» **DO THIS**
In the copy, include every entry exactly but none of the images.

-------- EXERCISE INPUT --------

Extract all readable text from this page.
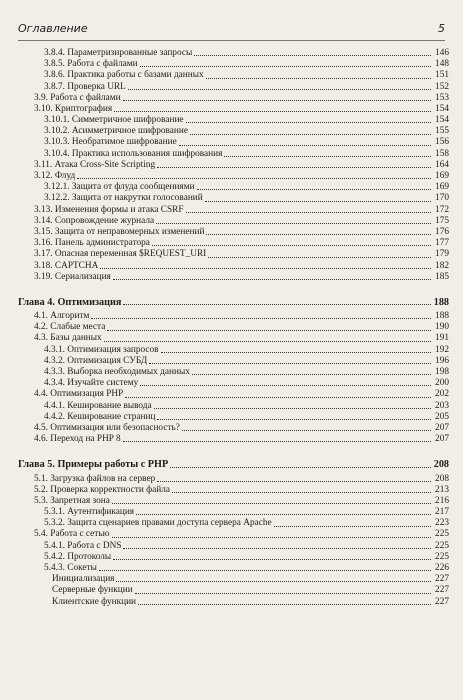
Оглавление	5
3.8.4. Параметризированные запросы	146
3.8.5. Работа с файлами	148
3.8.6. Практика работы с базами данных	151
3.8.7. Проверка URL	152
3.9. Работа с файлами	153
3.10. Криптография	154
3.10.1. Симметричное шифрование	154
3.10.2. Асимметричное шифрование	155
3.10.3. Необратимое шифрование	156
3.10.4. Практика использования шифрования	158
3.11. Атака Cross-Site Scripting	164
3.12. Флуд	169
3.12.1. Защита от флуда сообщениями	169
3.12.2. Защита от накрутки голосований	170
3.13. Изменения формы и атака CSRF	172
3.14. Сопровождение журнала	175
3.15. Защита от неправомерных изменений	176
3.16. Панель администратора	177
3.17. Опасная переменная $REQUEST_URI	179
3.18. CAPTCHA	182
3.19. Сериализация	185
Глава 4. Оптимизация	188
4.1. Алгоритм	188
4.2. Слабые места	190
4.3. Базы данных	191
4.3.1. Оптимизация запросов	192
4.3.2. Оптимизация СУБД	196
4.3.3. Выборка необходимых данных	198
4.3.4. Изучайте систему	200
4.4. Оптимизация PHP	202
4.4.1. Кеширование вывода	203
4.4.2. Кеширование страниц	205
4.5. Оптимизация или безопасность?	207
4.6. Переход на PHP 8	207
Глава 5. Примеры работы с PHP	208
5.1. Загрузка файлов на сервер	208
5.2. Проверка корректности файла	213
5.3. Запретная зона	216
5.3.1. Аутентификация	217
5.3.2. Защита сценариев правами доступа сервера Apache	223
5.4. Работа с сетью	225
5.4.1. Работа с DNS	225
5.4.2. Протоколы	225
5.4.3. Сокеты	226
Инициализация	227
Серверные функции	227
Клиентские функции	227
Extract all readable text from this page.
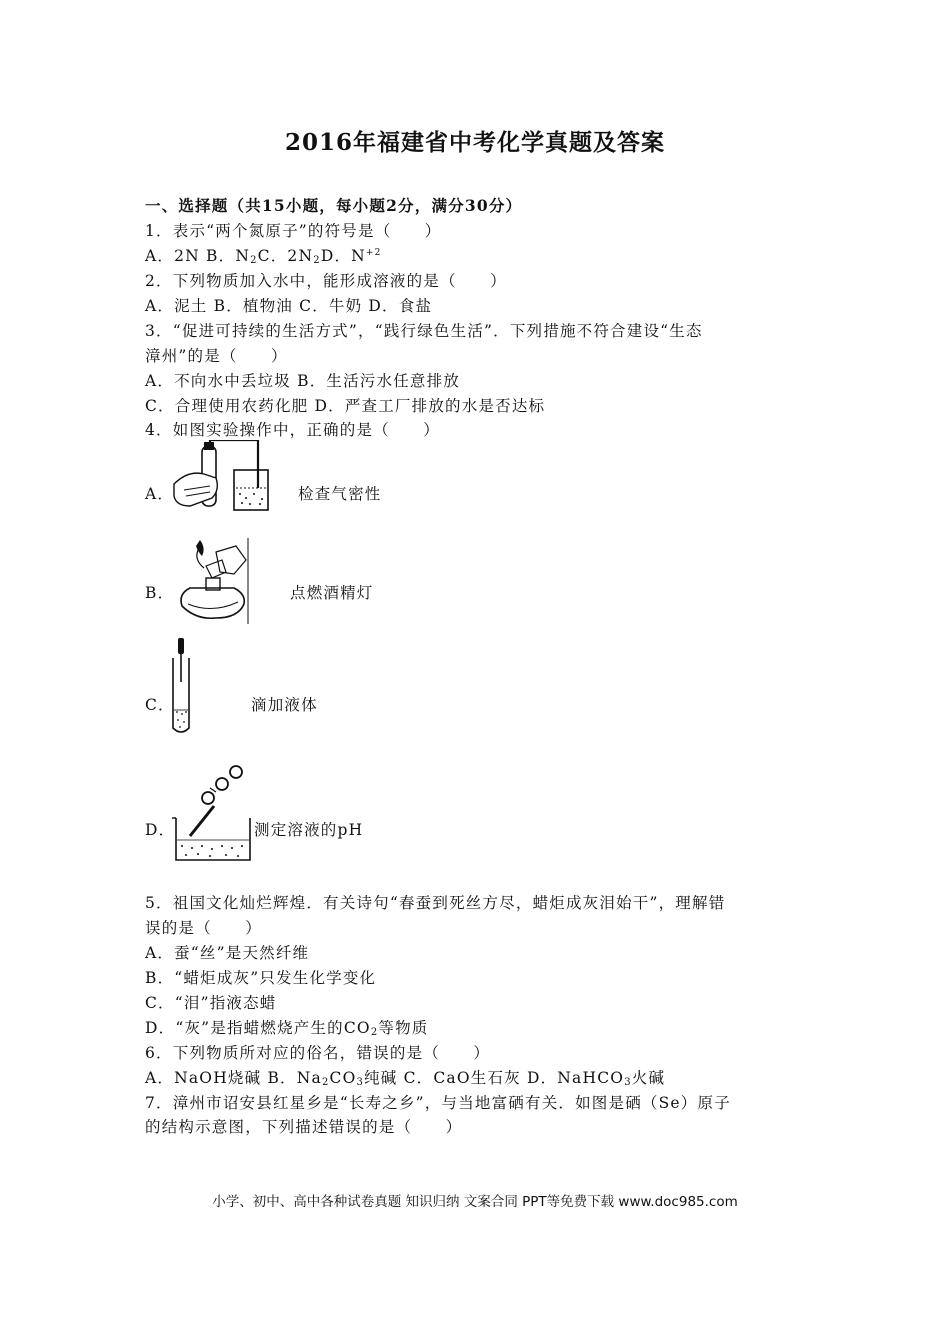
2016年福建省中考化学真题及答案
一、选择题（共15小题，每小题2分，满分30分）
1．表示“两个氮原子”的符号是（　　）
A．2N B．$N_2C$．$2N_2D$．$N^{+2}$
2．下列物质加入水中，能形成溶液的是（　　）
A．泥土 B．植物油 C．牛奶 D．食盐
3．“促进可持续的生活方式”，“践行绿色生活”．下列措施不符合建设“生态
漳州”的是（　　）
A．不向水中丢垃圾 B．生活污水任意排放
C．合理使用农药化肥 D．严查工厂排放的水是否达标
4．如图实验操作中，正确的是（　　）
A．	检查气密性
B．	点燃酒精灯
C．	滴加液体
D．	测定溶液的pH
5．祖国文化灿烂辉煌．有关诗句“春蚕到死丝方尽，蜡炬成灰泪始干”，理解错
误的是（　　）
A．蚕“丝”是天然纤维
B．“蜡炬成灰”只发生化学变化
C．“泪”指液态蜡
D．“灰”是指蜡燃烧产生的$CO_2$等物质
6．下列物质所对应的俗名，错误的是（　　）
A．NaOH烧碱 B．$Na_2CO_3$纯碱 C．CaO生石灰 D．NaHCO$_3$火碱
7．漳州市诏安县红星乡是“长寿之乡”，与当地富硒有关．如图是硒（Se）原子
的结构示意图，下列描述错误的是（　　）
小学、初中、高中各种试卷真题 知识归纳 文案合同 PPT等免费下载 www.doc985.com
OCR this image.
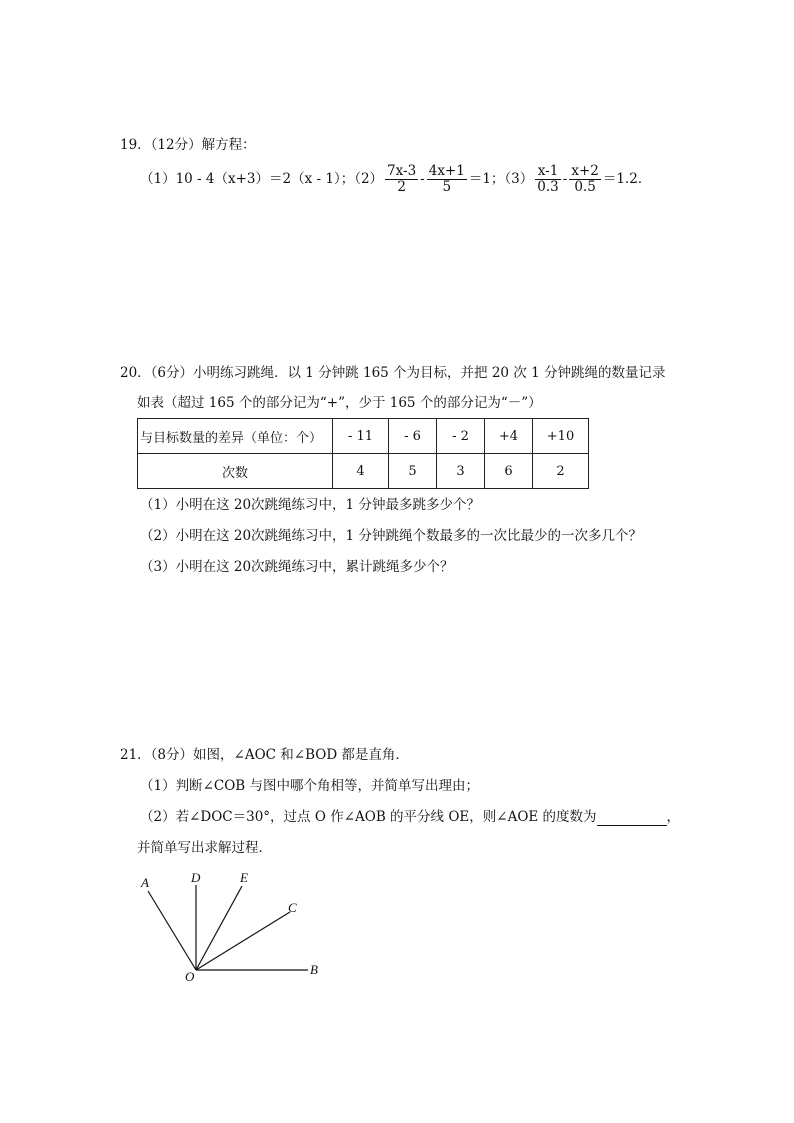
19．（12分）解方程：
（1）10 - 4（x+3）＝2（x - 1）；$(2) \frac{7x-3}{2} - \frac{4x+1}{5} =1$；$(3) \frac{x-1}{0.3} - \frac{x+2}{0.5} =1.2$．
20．（6分）小明练习跳绳．以 1 分钟跳 165 个为目标，并把 20 次 1 分钟跳绳的数量记录
如表（超过 165 个的部分记为“+”，少于 165 个的部分记为“－”）
与目标数量的差异（单位：个）	- 11	- 6	- 2	+4	+10
次数	4	5	3	6	2
（1）小明在这 20次跳绳练习中，1 分钟最多跳多少个？
（2）小明在这 20次跳绳练习中，1 分钟跳绳个数最多的一次比最少的一次多几个？
（3）小明在这 20次跳绳练习中，累计跳绳多少个？
21．（8分）如图，∠AOC 和∠BOD 都是直角．
（1）判断∠COB 与图中哪个角相等，并简单写出理由；
（2）若∠DOC＝30°，过点 O 作∠AOB 的平分线 OE，则∠AOE 的度数为	，
并简单写出求解过程．
A	D	E
C
O	B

--------

» **WORKED SOLUTION**
Extract all readable text from this page.
Оглавление	5
3.8.4. Параметризированные запросы	146
3.8.5. Работа с файлами	148
3.8.6. Практика работы с базами данных	151
3.8.7. Проверка URL	152
3.9. Работа с файлами	153
3.10. Криптография	154
3.10.1. Симметричное шифрование	154
3.10.2. Асимметричное шифрование	155
3.10.3. Необратимое шифрование	156
3.10.4. Практика использования шифрования	158
3.11. Атака Cross-Site Scripting	164
3.12. Флуд	169
3.12.1. Защита от флуда сообщениями	169
3.12.2. Защита от накрутки голосований	170
3.13. Изменения формы и атака CSRF	172
3.14. Сопровождение журнала	175
3.15. Защита от неправомерных изменений	176
3.16. Панель администратора	177
3.17. Опасная переменная $REQUEST_URI	179
3.18. CAPTCHA	182
3.19. Сериализация	185
Глава 4. Оптимизация	188
4.1. Алгоритм	188
4.2. Слабые места	190
4.3. Базы данных	191
4.3.1. Оптимизация запросов	192
4.3.2. Оптимизация СУБД	196
4.3.3. Выборка необходимых данных	198
4.3.4. Изучайте систему	200
4.4. Оптимизация PHP	202
4.4.1. Кеширование вывода	203
4.4.2. Кеширование страниц	205
4.5. Оптимизация или безопасность?	207
4.6. Переход на PHP 8	207
Глава 5. Примеры работы с PHP	208
5.1. Загрузка файлов на сервер	208
5.2. Проверка корректности файла	213
5.3. Запретная зона	216
5.3.1. Аутентификация	217
5.3.2. Защита сценариев правами доступа сервера Apache	223
5.4. Работа с сетью	225
5.4.1. Работа с DNS	225
5.4.2. Протоколы	225
5.4.3. Сокеты	226
Инициализация	227
Серверные функции	227
Клиентские функции	227
Extract all readable text from this page.
2016年福建省中考化学真题及答案
一、选择题（共15小题，每小题2分，满分30分）
1．表示“两个氮原子”的符号是（　　）
A．2N B．$N_2C$．$2N_2D$．$N^{+2}$
2．下列物质加入水中，能形成溶液的是（　　）
A．泥土 B．植物油 C．牛奶 D．食盐
3．“促进可持续的生活方式”，“践行绿色生活”．下列措施不符合建设“生态
漳州”的是（　　）
A．不向水中丢垃圾 B．生活污水任意排放
C．合理使用农药化肥 D．严查工厂排放的水是否达标
4．如图实验操作中，正确的是（　　）
A．	检查气密性
B．	点燃酒精灯
C．	滴加液体
D．	测定溶液的pH
5．祖国文化灿烂辉煌．有关诗句“春蚕到死丝方尽，蜡炬成灰泪始干”，理解错
误的是（　　）
A．蚕“丝”是天然纤维
B．“蜡炬成灰”只发生化学变化
C．“泪”指液态蜡
D．“灰”是指蜡燃烧产生的$CO_2$等物质
6．下列物质所对应的俗名，错误的是（　　）
A．NaOH烧碱 B．$Na_2CO_3$纯碱 C．CaO生石灰 D．NaHCO$_3$火碱
7．漳州市诏安县红星乡是“长寿之乡”，与当地富硒有关．如图是硒（Se）原子
的结构示意图，下列描述错误的是（　　）
小学、初中、高中各种试卷真题 知识归纳 文案合同 PPT等免费下载 www.doc985.com
OCR this image.
19．（12分）解方程：
（1）10 - 4（x+3）＝2（x - 1）；$(2) \frac{7x-3}{2} - \frac{4x+1}{5} =1$；$(3) \frac{x-1}{0.3} - \frac{x+2}{0.5} =1.2$．
20．（6分）小明练习跳绳．以 1 分钟跳 165 个为目标，并把 20 次 1 分钟跳绳的数量记录
如表（超过 165 个的部分记为“+”，少于 165 个的部分记为“－”）
与目标数量的差异（单位：个）	- 11	- 6	- 2	+4	+10
次数	4	5	3	6	2
（1）小明在这 20次跳绳练习中，1 分钟最多跳多少个？
（2）小明在这 20次跳绳练习中，1 分钟跳绳个数最多的一次比最少的一次多几个？
（3）小明在这 20次跳绳练习中，累计跳绳多少个？
21．（8分）如图，∠AOC 和∠BOD 都是直角．
（1）判断∠COB 与图中哪个角相等，并简单写出理由；
（2）若∠DOC＝30°，过点 O 作∠AOB 的平分线 OE，则∠AOE 的度数为	，
并简单写出求解过程．
A	D	E
C
O	B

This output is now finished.